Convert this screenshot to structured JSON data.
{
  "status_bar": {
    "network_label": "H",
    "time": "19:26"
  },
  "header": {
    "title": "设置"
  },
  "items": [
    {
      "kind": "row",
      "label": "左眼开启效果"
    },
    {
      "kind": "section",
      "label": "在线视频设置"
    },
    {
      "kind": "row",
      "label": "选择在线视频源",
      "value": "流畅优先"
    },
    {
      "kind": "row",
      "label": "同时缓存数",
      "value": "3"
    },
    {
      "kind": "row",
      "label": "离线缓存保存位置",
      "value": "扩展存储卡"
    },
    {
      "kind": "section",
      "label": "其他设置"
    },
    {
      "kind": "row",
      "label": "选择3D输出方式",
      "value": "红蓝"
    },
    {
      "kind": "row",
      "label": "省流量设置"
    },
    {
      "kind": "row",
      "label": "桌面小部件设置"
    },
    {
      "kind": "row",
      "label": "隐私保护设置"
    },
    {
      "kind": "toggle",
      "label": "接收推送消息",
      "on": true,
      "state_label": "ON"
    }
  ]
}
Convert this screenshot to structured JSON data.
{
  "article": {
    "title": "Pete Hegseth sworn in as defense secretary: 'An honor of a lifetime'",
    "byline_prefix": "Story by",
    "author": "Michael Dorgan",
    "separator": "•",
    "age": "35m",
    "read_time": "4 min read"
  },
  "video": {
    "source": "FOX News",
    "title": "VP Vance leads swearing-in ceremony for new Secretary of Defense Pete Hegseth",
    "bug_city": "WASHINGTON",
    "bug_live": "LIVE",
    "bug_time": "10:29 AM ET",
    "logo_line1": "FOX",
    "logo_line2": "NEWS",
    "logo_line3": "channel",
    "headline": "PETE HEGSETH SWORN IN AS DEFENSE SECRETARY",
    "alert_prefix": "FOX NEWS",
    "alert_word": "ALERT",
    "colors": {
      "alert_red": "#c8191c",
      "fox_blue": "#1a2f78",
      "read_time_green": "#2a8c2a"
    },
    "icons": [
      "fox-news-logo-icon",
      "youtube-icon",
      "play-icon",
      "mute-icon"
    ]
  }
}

□ □ □ □

THE REQUEST => Print the records above exactly as they appear.

COMPLETE OUTPUT =>
Convert this screenshot to structured JSON data.
{
  "status_bar": {
    "network_label": "H",
    "time": "19:26"
  },
  "header": {
    "title": "设置"
  },
  "items": [
    {
      "kind": "row",
      "label": "左眼开启效果"
    },
    {
      "kind": "section",
      "label": "在线视频设置"
    },
    {
      "kind": "row",
      "label": "选择在线视频源",
      "value": "流畅优先"
    },
    {
      "kind": "row",
      "label": "同时缓存数",
      "value": "3"
    },
    {
      "kind": "row",
      "label": "离线缓存保存位置",
      "value": "扩展存储卡"
    },
    {
      "kind": "section",
      "label": "其他设置"
    },
    {
      "kind": "row",
      "label": "选择3D输出方式",
      "value": "红蓝"
    },
    {
      "kind": "row",
      "label": "省流量设置"
    },
    {
      "kind": "row",
      "label": "桌面小部件设置"
    },
    {
      "kind": "row",
      "label": "隐私保护设置"
    },
    {
      "kind": "toggle",
      "label": "接收推送消息",
      "on": true,
      "state_label": "ON"
    }
  ]
}
Convert this screenshot to structured JSON data.
{
  "article": {
    "title": "Pete Hegseth sworn in as defense secretary: 'An honor of a lifetime'",
    "byline_prefix": "Story by",
    "author": "Michael Dorgan",
    "separator": "•",
    "age": "35m",
    "read_time": "4 min read"
  },
  "video": {
    "source": "FOX News",
    "title": "VP Vance leads swearing-in ceremony for new Secretary of Defense Pete Hegseth",
    "bug_city": "WASHINGTON",
    "bug_live": "LIVE",
    "bug_time": "10:29 AM ET",
    "logo_line1": "FOX",
    "logo_line2": "NEWS",
    "logo_line3": "channel",
    "headline": "PETE HEGSETH SWORN IN AS DEFENSE SECRETARY",
    "alert_prefix": "FOX NEWS",
    "alert_word": "ALERT",
    "colors": {
      "alert_red": "#c8191c",
      "fox_blue": "#1a2f78",
      "read_time_green": "#2a8c2a"
    },
    "icons": [
      "fox-news-logo-icon",
      "youtube-icon",
      "play-icon",
      "mute-icon"
    ]
  }
}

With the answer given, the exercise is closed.